═══ Provided information

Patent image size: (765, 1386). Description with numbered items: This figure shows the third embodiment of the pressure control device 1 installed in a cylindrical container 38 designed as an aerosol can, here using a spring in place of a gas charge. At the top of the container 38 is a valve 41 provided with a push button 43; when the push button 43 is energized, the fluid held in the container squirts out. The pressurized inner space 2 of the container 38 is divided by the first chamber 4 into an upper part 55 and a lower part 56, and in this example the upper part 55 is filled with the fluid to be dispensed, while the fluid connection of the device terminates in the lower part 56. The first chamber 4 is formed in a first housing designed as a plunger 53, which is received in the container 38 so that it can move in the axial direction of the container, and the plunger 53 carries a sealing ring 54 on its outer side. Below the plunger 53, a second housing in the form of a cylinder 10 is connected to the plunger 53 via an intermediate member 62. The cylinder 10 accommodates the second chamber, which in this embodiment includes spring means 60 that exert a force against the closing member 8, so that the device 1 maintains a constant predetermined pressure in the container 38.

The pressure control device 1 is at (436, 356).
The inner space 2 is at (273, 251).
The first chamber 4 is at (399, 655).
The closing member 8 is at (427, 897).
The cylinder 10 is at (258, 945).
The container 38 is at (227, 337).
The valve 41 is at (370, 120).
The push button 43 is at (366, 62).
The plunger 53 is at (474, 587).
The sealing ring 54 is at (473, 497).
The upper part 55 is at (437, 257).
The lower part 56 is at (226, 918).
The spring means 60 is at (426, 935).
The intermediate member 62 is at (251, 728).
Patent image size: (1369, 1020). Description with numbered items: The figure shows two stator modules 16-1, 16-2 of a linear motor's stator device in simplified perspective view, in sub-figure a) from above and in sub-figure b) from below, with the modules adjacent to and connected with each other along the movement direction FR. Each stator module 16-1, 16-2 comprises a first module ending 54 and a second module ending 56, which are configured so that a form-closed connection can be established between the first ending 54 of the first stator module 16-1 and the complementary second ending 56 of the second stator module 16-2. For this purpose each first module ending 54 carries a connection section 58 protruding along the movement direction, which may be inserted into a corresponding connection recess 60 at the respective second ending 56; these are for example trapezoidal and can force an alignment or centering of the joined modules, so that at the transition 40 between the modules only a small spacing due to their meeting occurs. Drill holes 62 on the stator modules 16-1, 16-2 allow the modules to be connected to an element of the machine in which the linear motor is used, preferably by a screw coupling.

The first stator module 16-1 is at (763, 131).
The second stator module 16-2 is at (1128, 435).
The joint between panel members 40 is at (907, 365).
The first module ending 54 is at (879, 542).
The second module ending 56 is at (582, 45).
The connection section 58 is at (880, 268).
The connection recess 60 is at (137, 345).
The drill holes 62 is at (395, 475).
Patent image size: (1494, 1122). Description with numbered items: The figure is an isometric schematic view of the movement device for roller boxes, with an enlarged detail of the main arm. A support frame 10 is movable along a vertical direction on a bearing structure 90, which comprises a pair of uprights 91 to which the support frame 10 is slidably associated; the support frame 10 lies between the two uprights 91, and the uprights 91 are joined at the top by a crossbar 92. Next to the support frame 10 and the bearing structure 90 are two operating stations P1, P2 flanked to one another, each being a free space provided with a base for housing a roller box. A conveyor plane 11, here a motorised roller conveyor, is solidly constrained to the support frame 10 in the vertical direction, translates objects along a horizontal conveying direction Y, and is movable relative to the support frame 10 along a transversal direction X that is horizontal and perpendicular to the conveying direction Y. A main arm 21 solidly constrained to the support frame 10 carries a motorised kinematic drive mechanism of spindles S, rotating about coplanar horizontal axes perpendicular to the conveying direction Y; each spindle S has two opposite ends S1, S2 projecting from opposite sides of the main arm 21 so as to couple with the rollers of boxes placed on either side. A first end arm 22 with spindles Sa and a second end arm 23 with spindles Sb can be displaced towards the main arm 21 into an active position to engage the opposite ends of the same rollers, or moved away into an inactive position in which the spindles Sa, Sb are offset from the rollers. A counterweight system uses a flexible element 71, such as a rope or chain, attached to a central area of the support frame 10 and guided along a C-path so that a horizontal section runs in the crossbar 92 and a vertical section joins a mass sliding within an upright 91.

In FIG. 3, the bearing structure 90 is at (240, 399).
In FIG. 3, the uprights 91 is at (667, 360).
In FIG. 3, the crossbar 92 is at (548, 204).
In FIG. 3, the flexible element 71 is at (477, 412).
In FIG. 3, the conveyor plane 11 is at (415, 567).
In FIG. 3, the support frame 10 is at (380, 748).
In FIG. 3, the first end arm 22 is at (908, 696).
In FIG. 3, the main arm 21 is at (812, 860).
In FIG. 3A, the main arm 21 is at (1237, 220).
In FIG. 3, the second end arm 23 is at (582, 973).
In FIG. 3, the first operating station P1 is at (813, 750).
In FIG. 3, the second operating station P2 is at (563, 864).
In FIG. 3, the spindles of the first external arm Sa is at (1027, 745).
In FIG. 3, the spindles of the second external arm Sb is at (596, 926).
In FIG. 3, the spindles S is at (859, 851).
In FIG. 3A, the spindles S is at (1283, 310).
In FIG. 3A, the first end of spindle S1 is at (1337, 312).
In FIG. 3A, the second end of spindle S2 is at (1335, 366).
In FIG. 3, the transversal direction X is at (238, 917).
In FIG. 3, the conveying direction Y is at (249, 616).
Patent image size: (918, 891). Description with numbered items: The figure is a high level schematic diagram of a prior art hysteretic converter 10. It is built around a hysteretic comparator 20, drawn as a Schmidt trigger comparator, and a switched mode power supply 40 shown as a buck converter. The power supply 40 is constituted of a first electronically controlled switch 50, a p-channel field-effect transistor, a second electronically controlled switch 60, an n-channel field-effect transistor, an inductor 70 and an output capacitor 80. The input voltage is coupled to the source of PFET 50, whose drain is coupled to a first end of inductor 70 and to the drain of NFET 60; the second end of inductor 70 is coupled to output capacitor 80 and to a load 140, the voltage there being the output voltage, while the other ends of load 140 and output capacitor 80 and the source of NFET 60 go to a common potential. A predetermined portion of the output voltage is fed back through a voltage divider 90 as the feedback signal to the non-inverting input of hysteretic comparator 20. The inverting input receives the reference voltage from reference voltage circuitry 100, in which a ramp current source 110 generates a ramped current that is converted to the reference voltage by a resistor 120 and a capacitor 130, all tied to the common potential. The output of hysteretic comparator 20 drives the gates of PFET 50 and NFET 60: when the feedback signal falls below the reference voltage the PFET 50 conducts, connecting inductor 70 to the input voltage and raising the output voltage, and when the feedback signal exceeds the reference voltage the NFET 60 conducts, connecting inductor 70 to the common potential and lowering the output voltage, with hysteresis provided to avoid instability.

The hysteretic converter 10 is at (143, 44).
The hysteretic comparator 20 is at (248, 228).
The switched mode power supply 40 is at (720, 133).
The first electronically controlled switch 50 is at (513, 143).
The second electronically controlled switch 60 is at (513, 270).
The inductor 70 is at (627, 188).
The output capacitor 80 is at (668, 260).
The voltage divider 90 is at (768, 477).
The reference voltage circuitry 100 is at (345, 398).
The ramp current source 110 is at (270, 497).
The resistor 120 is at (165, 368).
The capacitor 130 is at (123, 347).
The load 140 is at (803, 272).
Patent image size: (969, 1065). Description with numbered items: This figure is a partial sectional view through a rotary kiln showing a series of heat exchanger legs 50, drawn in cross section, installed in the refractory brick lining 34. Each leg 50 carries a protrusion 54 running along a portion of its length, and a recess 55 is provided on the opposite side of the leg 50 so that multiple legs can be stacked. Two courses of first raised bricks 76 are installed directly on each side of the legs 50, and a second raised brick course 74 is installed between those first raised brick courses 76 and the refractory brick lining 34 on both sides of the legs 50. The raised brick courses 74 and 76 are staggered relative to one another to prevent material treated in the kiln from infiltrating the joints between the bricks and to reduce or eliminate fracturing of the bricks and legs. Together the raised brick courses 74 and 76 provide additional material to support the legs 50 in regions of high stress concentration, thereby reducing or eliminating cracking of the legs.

══════

▶ [Required task]: Please reproduce everything from the start of the material down to the line containing "The intermediate member 62 is at (251, 728).", with "aerosol can" swapped for "spray can" and everything else left unchanged.

▶ [Solution for this task]:
Patent image size: (765, 1386). Description with numbered items: This figure shows the third embodiment of the pressure control device 1 installed in a cylindrical container 38 designed as an spray can, here using a spring in place of a gas charge. At the top of the container 38 is a valve 41 provided with a push button 43; when the push button 43 is energized, the fluid held in the container squirts out. The pressurized inner space 2 of the container 38 is divided by the first chamber 4 into an upper part 55 and a lower part 56, and in this example the upper part 55 is filled with the fluid to be dispensed, while the fluid connection of the device terminates in the lower part 56. The first chamber 4 is formed in a first housing designed as a plunger 53, which is received in the container 38 so that it can move in the axial direction of the container, and the plunger 53 carries a sealing ring 54 on its outer side. Below the plunger 53, a second housing in the form of a cylinder 10 is connected to the plunger 53 via an intermediate member 62. The cylinder 10 accommodates the second chamber, which in this embodiment includes spring means 60 that exert a force against the closing member 8, so that the device 1 maintains a constant predetermined pressure in the container 38.

The pressure control device 1 is at (436, 356).
The inner space 2 is at (273, 251).
The first chamber 4 is at (399, 655).
The closing member 8 is at (427, 897).
The cylinder 10 is at (258, 945).
The container 38 is at (227, 337).
The valve 41 is at (370, 120).
The push button 43 is at (366, 62).
The plunger 53 is at (474, 587).
The sealing ring 54 is at (473, 497).
The upper part 55 is at (437, 257).
The lower part 56 is at (226, 918).
The spring means 60 is at (426, 935).
The intermediate member 62 is at (251, 728).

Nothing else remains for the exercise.